Task description: Pull out from the material below all lines with "child".

Supplied records:
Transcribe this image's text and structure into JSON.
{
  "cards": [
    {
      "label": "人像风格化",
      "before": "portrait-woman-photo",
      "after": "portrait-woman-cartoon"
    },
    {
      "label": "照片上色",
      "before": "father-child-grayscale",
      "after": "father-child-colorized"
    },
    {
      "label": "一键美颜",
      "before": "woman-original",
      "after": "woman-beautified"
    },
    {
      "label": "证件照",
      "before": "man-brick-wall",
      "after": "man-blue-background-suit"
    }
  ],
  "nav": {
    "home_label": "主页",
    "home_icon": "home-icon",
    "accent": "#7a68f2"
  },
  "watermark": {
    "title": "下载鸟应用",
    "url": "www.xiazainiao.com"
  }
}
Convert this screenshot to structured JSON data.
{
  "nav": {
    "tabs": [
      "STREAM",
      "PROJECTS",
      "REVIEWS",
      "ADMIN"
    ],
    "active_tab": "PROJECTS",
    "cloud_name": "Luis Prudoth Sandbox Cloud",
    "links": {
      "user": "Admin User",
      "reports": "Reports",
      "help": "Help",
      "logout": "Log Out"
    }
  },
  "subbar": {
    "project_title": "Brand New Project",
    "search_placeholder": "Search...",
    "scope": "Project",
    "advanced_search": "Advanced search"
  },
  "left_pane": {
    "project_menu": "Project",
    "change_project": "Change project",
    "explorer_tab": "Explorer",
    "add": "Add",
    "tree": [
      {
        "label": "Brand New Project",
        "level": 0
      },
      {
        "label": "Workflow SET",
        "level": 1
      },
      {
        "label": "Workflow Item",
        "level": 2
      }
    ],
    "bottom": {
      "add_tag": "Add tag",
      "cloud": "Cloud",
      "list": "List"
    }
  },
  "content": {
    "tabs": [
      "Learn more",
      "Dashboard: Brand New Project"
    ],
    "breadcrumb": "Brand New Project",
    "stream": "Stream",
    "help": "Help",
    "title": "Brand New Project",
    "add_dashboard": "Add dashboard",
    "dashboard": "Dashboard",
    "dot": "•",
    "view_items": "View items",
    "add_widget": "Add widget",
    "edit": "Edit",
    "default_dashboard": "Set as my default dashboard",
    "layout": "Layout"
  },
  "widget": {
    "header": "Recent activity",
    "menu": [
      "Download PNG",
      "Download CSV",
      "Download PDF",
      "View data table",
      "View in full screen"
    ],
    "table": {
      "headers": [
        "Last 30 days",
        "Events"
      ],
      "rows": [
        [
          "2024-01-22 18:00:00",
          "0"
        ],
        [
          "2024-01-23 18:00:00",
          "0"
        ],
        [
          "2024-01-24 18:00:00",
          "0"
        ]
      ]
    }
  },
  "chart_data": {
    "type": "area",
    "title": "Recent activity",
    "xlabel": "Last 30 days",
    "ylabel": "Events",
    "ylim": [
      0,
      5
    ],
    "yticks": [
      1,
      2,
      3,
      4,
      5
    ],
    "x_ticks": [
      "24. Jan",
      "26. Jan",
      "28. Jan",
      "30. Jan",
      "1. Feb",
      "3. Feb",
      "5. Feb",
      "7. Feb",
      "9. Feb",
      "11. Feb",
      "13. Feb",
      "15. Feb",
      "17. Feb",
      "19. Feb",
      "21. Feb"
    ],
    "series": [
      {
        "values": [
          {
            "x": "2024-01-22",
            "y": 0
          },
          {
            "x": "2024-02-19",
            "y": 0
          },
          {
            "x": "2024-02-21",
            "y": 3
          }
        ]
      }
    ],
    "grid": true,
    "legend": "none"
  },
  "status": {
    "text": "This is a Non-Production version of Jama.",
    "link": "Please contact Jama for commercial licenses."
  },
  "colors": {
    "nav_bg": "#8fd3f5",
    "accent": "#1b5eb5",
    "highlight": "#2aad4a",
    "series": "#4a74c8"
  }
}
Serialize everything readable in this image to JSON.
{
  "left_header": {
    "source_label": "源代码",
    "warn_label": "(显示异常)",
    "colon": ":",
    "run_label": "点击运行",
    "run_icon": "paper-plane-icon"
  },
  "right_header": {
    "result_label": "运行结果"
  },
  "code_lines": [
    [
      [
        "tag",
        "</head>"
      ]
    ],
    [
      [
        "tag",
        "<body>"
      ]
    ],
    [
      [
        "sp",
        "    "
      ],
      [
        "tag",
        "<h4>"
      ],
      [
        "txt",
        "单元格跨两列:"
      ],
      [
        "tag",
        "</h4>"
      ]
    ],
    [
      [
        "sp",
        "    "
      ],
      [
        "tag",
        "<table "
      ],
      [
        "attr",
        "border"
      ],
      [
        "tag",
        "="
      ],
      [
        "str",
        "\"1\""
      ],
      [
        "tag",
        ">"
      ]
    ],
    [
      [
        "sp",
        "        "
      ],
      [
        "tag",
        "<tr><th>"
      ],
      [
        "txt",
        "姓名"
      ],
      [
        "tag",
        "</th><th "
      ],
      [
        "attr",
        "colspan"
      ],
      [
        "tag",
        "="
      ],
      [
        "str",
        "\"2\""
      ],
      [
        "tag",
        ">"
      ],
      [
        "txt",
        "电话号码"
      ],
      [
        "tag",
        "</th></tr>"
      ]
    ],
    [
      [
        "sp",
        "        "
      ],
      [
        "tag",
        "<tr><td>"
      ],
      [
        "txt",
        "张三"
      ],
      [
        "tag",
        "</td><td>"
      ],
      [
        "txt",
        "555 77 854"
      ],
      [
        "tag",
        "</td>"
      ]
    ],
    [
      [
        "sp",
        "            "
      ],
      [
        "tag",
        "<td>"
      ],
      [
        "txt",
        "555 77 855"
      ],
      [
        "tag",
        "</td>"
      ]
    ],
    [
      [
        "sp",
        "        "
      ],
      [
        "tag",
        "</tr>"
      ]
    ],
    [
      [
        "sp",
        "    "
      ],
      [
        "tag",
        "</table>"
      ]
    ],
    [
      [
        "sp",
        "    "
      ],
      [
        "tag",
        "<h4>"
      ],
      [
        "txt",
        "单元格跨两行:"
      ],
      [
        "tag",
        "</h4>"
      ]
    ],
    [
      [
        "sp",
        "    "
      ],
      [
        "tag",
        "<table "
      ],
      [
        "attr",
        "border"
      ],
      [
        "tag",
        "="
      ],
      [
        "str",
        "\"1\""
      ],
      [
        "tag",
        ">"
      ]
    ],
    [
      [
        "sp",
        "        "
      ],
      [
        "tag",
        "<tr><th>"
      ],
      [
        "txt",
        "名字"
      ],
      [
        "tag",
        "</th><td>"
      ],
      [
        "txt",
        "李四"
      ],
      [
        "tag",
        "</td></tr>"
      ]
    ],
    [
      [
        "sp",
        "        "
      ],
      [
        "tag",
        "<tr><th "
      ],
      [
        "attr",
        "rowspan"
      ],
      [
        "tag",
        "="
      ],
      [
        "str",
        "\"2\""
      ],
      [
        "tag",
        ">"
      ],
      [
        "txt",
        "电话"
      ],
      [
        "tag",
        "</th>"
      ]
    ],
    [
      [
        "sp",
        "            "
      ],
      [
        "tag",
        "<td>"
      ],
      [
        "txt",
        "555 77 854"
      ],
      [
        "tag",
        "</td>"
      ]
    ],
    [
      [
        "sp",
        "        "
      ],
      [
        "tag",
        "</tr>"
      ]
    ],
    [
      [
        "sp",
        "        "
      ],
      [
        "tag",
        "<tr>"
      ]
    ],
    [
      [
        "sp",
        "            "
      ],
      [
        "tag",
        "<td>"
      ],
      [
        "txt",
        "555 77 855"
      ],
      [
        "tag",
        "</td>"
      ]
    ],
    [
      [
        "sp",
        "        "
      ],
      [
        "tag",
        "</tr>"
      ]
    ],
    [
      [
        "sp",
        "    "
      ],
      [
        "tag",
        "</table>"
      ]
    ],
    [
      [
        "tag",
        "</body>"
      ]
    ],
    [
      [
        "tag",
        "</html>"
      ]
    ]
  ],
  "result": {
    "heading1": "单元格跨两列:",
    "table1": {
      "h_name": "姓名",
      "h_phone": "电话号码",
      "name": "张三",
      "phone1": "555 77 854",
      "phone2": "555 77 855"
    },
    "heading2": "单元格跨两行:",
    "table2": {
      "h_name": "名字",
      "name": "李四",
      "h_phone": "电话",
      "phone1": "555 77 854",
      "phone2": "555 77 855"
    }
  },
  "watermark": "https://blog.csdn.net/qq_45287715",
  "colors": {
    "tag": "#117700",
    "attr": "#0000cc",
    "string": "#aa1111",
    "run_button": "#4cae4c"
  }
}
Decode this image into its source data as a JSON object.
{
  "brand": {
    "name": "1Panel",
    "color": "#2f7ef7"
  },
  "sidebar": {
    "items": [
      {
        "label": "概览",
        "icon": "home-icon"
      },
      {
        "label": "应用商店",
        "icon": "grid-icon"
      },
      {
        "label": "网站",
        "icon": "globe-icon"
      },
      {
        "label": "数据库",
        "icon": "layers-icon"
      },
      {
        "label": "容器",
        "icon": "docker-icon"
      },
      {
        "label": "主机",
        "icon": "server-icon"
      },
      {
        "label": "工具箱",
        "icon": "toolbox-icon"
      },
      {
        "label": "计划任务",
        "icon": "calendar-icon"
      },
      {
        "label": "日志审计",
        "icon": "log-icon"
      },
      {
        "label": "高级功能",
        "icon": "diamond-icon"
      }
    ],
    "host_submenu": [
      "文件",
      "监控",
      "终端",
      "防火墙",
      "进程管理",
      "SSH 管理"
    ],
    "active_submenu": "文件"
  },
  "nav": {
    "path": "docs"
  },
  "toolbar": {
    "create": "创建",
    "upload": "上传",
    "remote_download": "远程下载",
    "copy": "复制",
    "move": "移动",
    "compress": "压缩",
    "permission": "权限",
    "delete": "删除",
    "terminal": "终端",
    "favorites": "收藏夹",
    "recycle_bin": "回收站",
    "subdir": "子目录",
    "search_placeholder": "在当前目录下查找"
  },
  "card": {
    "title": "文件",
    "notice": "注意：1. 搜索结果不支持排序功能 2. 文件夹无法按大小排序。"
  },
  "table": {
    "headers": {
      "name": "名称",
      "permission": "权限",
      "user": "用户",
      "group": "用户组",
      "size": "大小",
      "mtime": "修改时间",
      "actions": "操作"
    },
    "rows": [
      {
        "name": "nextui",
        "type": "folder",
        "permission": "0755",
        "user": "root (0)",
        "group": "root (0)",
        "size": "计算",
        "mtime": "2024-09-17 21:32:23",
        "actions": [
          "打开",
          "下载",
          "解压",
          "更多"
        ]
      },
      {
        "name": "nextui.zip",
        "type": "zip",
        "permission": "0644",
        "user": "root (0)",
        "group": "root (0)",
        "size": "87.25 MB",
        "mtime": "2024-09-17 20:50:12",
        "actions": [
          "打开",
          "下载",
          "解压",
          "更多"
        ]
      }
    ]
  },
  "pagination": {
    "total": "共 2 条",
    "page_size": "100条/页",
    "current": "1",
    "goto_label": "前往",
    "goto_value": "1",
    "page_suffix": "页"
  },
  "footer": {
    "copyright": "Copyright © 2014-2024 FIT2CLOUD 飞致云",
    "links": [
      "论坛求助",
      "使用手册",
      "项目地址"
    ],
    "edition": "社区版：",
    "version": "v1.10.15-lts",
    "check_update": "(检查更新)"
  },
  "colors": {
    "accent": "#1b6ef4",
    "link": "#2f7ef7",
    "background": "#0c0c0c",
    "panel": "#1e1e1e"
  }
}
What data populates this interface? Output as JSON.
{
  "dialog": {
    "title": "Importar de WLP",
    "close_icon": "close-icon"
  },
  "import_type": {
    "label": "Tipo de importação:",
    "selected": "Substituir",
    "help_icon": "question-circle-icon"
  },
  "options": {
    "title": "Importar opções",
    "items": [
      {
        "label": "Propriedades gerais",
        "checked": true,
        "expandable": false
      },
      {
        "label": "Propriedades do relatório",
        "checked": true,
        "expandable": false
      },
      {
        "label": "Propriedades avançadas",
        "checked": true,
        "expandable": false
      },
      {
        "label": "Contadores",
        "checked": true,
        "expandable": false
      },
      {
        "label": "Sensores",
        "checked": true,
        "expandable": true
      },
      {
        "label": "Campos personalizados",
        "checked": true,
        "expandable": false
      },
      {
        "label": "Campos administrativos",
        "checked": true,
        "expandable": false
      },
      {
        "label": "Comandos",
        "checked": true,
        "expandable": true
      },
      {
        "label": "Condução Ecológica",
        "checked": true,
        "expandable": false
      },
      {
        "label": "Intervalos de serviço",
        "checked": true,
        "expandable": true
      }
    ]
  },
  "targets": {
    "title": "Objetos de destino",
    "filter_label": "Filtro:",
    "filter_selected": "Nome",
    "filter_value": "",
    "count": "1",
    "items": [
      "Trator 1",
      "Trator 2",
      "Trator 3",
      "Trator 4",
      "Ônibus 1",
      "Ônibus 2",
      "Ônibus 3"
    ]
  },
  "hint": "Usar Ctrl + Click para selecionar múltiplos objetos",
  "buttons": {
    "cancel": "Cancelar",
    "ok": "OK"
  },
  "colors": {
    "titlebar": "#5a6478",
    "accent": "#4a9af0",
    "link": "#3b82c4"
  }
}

Solution for this problem:
      "before": "father-child-grayscale",
      "after": "father-child-colorized"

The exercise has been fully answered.